### Available records
===============

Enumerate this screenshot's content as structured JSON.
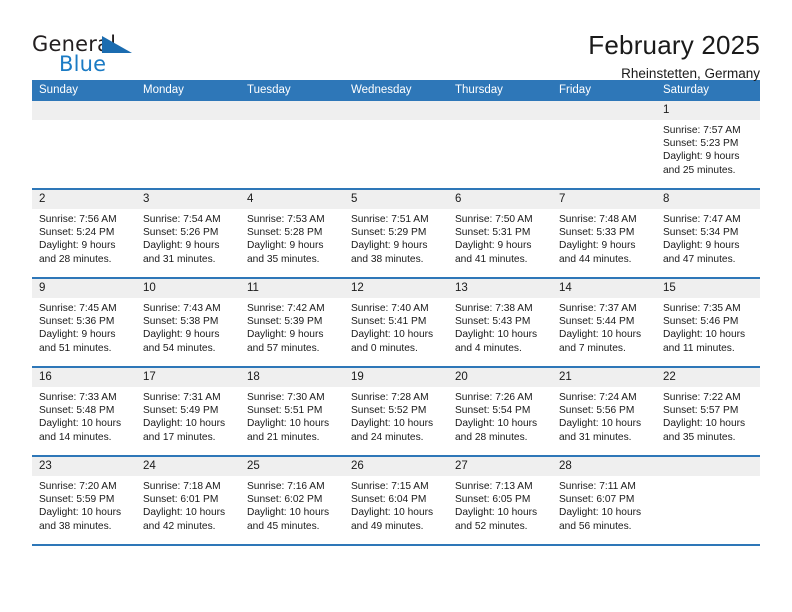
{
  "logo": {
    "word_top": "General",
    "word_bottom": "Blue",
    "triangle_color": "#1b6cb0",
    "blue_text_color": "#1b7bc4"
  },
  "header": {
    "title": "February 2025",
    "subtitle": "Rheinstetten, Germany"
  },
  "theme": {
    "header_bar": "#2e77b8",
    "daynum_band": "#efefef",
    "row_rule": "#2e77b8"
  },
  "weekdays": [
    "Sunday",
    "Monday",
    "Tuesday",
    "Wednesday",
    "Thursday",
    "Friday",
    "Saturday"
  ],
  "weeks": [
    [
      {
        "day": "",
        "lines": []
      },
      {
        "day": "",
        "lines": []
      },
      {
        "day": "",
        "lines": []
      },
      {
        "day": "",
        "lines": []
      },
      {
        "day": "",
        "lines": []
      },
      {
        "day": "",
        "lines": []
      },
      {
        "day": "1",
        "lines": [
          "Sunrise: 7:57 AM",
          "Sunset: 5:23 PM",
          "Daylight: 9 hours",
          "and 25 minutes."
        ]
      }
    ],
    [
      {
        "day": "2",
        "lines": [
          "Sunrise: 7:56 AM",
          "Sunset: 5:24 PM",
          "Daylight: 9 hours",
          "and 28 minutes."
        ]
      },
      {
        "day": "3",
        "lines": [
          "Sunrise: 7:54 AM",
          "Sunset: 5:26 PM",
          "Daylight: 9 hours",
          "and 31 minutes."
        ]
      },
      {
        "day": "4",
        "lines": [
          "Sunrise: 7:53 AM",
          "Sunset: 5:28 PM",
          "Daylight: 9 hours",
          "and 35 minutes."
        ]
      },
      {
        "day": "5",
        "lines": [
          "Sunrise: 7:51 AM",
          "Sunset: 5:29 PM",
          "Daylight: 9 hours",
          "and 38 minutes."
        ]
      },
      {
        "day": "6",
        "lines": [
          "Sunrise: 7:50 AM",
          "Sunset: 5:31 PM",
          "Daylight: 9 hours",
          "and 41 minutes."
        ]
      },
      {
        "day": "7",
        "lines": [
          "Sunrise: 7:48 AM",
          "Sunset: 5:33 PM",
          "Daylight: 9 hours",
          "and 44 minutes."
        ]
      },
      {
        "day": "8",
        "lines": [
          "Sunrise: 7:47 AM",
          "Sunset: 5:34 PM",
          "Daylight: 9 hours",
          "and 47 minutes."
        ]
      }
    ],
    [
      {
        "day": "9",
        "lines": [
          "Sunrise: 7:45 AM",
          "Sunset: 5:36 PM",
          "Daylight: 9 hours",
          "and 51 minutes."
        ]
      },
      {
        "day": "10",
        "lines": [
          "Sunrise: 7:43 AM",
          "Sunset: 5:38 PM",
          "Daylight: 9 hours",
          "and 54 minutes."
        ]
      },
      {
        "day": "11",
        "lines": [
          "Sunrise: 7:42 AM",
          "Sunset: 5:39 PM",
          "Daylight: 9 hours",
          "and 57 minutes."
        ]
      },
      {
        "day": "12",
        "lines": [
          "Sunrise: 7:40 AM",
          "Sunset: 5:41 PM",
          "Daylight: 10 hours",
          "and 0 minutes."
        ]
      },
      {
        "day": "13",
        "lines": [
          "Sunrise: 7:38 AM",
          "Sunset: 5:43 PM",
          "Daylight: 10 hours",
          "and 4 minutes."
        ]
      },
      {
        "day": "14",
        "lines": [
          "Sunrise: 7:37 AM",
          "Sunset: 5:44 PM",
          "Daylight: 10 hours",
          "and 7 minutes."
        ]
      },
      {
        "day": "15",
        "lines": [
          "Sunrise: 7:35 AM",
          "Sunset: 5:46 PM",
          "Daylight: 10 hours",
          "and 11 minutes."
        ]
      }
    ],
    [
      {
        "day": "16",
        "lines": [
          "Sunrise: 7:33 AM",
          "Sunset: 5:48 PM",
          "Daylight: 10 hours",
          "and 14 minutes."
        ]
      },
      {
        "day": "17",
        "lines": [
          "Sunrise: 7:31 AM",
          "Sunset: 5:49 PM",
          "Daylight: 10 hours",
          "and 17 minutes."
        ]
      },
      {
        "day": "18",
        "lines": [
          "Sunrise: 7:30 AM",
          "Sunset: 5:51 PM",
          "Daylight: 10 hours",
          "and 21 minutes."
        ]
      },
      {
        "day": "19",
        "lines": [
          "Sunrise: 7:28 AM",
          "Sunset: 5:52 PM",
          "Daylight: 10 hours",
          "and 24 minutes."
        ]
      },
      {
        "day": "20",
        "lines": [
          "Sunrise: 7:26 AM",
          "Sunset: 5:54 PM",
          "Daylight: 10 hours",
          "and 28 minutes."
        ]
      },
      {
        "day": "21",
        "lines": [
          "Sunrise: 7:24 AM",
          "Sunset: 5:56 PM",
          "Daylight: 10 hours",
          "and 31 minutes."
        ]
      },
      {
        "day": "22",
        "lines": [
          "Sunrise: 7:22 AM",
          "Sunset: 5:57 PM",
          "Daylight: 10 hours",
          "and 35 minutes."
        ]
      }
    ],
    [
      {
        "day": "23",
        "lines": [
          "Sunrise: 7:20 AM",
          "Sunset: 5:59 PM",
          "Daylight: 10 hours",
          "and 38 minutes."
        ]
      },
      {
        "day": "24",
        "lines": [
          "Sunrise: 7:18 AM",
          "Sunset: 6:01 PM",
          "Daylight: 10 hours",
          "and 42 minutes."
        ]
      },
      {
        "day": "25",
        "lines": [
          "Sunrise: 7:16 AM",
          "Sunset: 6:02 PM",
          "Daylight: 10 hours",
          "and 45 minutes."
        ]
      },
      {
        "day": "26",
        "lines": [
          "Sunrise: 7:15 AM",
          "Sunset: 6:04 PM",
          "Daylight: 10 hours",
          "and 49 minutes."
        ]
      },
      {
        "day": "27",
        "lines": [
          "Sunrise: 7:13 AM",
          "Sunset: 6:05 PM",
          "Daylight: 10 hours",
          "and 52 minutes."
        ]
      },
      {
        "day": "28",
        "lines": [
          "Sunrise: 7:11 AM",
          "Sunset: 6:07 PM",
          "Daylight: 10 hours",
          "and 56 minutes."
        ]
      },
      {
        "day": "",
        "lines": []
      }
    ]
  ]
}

===============

### Exercise
Using the records above, output their complete text exactly, minus any images.

### Completed task
Enumerate this screenshot's content as structured JSON.
{
  "logo": {
    "word_top": "General",
    "word_bottom": "Blue",
    "triangle_color": "#1b6cb0",
    "blue_text_color": "#1b7bc4"
  },
  "header": {
    "title": "February 2025",
    "subtitle": "Rheinstetten, Germany"
  },
  "theme": {
    "header_bar": "#2e77b8",
    "daynum_band": "#efefef",
    "row_rule": "#2e77b8"
  },
  "weekdays": [
    "Sunday",
    "Monday",
    "Tuesday",
    "Wednesday",
    "Thursday",
    "Friday",
    "Saturday"
  ],
  "weeks": [
    [
      {
        "day": "",
        "lines": []
      },
      {
        "day": "",
        "lines": []
      },
      {
        "day": "",
        "lines": []
      },
      {
        "day": "",
        "lines": []
      },
      {
        "day": "",
        "lines": []
      },
      {
        "day": "",
        "lines": []
      },
      {
        "day": "1",
        "lines": [
          "Sunrise: 7:57 AM",
          "Sunset: 5:23 PM",
          "Daylight: 9 hours",
          "and 25 minutes."
        ]
      }
    ],
    [
      {
        "day": "2",
        "lines": [
          "Sunrise: 7:56 AM",
          "Sunset: 5:24 PM",
          "Daylight: 9 hours",
          "and 28 minutes."
        ]
      },
      {
        "day": "3",
        "lines": [
          "Sunrise: 7:54 AM",
          "Sunset: 5:26 PM",
          "Daylight: 9 hours",
          "and 31 minutes."
        ]
      },
      {
        "day": "4",
        "lines": [
          "Sunrise: 7:53 AM",
          "Sunset: 5:28 PM",
          "Daylight: 9 hours",
          "and 35 minutes."
        ]
      },
      {
        "day": "5",
        "lines": [
          "Sunrise: 7:51 AM",
          "Sunset: 5:29 PM",
          "Daylight: 9 hours",
          "and 38 minutes."
        ]
      },
      {
        "day": "6",
        "lines": [
          "Sunrise: 7:50 AM",
          "Sunset: 5:31 PM",
          "Daylight: 9 hours",
          "and 41 minutes."
        ]
      },
      {
        "day": "7",
        "lines": [
          "Sunrise: 7:48 AM",
          "Sunset: 5:33 PM",
          "Daylight: 9 hours",
          "and 44 minutes."
        ]
      },
      {
        "day": "8",
        "lines": [
          "Sunrise: 7:47 AM",
          "Sunset: 5:34 PM",
          "Daylight: 9 hours",
          "and 47 minutes."
        ]
      }
    ],
    [
      {
        "day": "9",
        "lines": [
          "Sunrise: 7:45 AM",
          "Sunset: 5:36 PM",
          "Daylight: 9 hours",
          "and 51 minutes."
        ]
      },
      {
        "day": "10",
        "lines": [
          "Sunrise: 7:43 AM",
          "Sunset: 5:38 PM",
          "Daylight: 9 hours",
          "and 54 minutes."
        ]
      },
      {
        "day": "11",
        "lines": [
          "Sunrise: 7:42 AM",
          "Sunset: 5:39 PM",
          "Daylight: 9 hours",
          "and 57 minutes."
        ]
      },
      {
        "day": "12",
        "lines": [
          "Sunrise: 7:40 AM",
          "Sunset: 5:41 PM",
          "Daylight: 10 hours",
          "and 0 minutes."
        ]
      },
      {
        "day": "13",
        "lines": [
          "Sunrise: 7:38 AM",
          "Sunset: 5:43 PM",
          "Daylight: 10 hours",
          "and 4 minutes."
        ]
      },
      {
        "day": "14",
        "lines": [
          "Sunrise: 7:37 AM",
          "Sunset: 5:44 PM",
          "Daylight: 10 hours",
          "and 7 minutes."
        ]
      },
      {
        "day": "15",
        "lines": [
          "Sunrise: 7:35 AM",
          "Sunset: 5:46 PM",
          "Daylight: 10 hours",
          "and 11 minutes."
        ]
      }
    ],
    [
      {
        "day": "16",
        "lines": [
          "Sunrise: 7:33 AM",
          "Sunset: 5:48 PM",
          "Daylight: 10 hours",
          "and 14 minutes."
        ]
      },
      {
        "day": "17",
        "lines": [
          "Sunrise: 7:31 AM",
          "Sunset: 5:49 PM",
          "Daylight: 10 hours",
          "and 17 minutes."
        ]
      },
      {
        "day": "18",
        "lines": [
          "Sunrise: 7:30 AM",
          "Sunset: 5:51 PM",
          "Daylight: 10 hours",
          "and 21 minutes."
        ]
      },
      {
        "day": "19",
        "lines": [
          "Sunrise: 7:28 AM",
          "Sunset: 5:52 PM",
          "Daylight: 10 hours",
          "and 24 minutes."
        ]
      },
      {
        "day": "20",
        "lines": [
          "Sunrise: 7:26 AM",
          "Sunset: 5:54 PM",
          "Daylight: 10 hours",
          "and 28 minutes."
        ]
      },
      {
        "day": "21",
        "lines": [
          "Sunrise: 7:24 AM",
          "Sunset: 5:56 PM",
          "Daylight: 10 hours",
          "and 31 minutes."
        ]
      },
      {
        "day": "22",
        "lines": [
          "Sunrise: 7:22 AM",
          "Sunset: 5:57 PM",
          "Daylight: 10 hours",
          "and 35 minutes."
        ]
      }
    ],
    [
      {
        "day": "23",
        "lines": [
          "Sunrise: 7:20 AM",
          "Sunset: 5:59 PM",
          "Daylight: 10 hours",
          "and 38 minutes."
        ]
      },
      {
        "day": "24",
        "lines": [
          "Sunrise: 7:18 AM",
          "Sunset: 6:01 PM",
          "Daylight: 10 hours",
          "and 42 minutes."
        ]
      },
      {
        "day": "25",
        "lines": [
          "Sunrise: 7:16 AM",
          "Sunset: 6:02 PM",
          "Daylight: 10 hours",
          "and 45 minutes."
        ]
      },
      {
        "day": "26",
        "lines": [
          "Sunrise: 7:15 AM",
          "Sunset: 6:04 PM",
          "Daylight: 10 hours",
          "and 49 minutes."
        ]
      },
      {
        "day": "27",
        "lines": [
          "Sunrise: 7:13 AM",
          "Sunset: 6:05 PM",
          "Daylight: 10 hours",
          "and 52 minutes."
        ]
      },
      {
        "day": "28",
        "lines": [
          "Sunrise: 7:11 AM",
          "Sunset: 6:07 PM",
          "Daylight: 10 hours",
          "and 56 minutes."
        ]
      },
      {
        "day": "",
        "lines": []
      }
    ]
  ]
}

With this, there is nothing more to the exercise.